(PASSAGE FOR REVIEW Opens)

Are there LEDs on the modem/router that indicate DSL, internet, etc.? If so, what are they saying?

Have you tried different ethernet cables between router and PC? If the router has multiple LAN ports have you tried different ones?

P.lease show for both PCs you've tried ...

*Start, Run, CMD, OK* to open a command prompt:
(For Vista or 7 type *CMD* in the Search box after *Start*)

Type the following command:

*IPCONFIG /ALL*

[Note that there is no space between the slash and ALL.]

Right click in the command window and choose *Select All*, then hit *Enter*.
Paste the results in a message here.

If necessary use a text file and removable media to copy the results to a computer with internet access.


----------



## thirucumaran (May 8, 2011)

@Pedroguy

Here are the results

*******************

Microsoft Windows XP [Version 5.1.2600]
(C) Copyright 1985-2001 Microsoft Corp.

(PASSAGE FOR REVIEW Closes)
(EXERCISE DATA Opens)

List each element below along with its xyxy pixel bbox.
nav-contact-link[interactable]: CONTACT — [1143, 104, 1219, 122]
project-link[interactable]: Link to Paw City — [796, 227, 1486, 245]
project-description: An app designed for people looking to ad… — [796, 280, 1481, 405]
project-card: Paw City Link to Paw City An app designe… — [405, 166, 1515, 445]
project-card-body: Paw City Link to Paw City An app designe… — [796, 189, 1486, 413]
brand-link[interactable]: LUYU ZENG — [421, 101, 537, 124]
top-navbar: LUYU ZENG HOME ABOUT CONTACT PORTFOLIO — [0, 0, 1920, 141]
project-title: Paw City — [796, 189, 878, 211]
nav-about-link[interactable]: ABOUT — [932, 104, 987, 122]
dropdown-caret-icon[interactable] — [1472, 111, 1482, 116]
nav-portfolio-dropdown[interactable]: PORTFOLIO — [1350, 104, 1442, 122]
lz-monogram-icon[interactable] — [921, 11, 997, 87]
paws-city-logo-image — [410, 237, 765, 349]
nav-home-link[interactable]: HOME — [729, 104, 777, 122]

(EXERCISE DATA Closes)

TASK REQUIREMENTS
• 1. List every question in the thread that ends with a question mark.
• 2. Return the text of the thread between "Have you tried different ethernet" and "box after *Start*)", inclusive, copied word for word.
The entries are separate material and have nothing to do with the thread.

TASK RESULTS
• 1.
- Are there LEDs on the modem/router that indicate DSL, internet, etc.?
- If so, what are they saying?
- Have you tried different ethernet cables between router and PC?
- If the router has multiple LAN ports have you tried different ones?

• 2.
Have you tried different ethernet cables between router and PC? If the router has multiple LAN ports have you tried different ones?

P.lease show for both PCs you've tried ...

*Start, Run, CMD, OK* to open a command prompt:
(For Vista or 7 type *CMD* in the Search box after *Start*)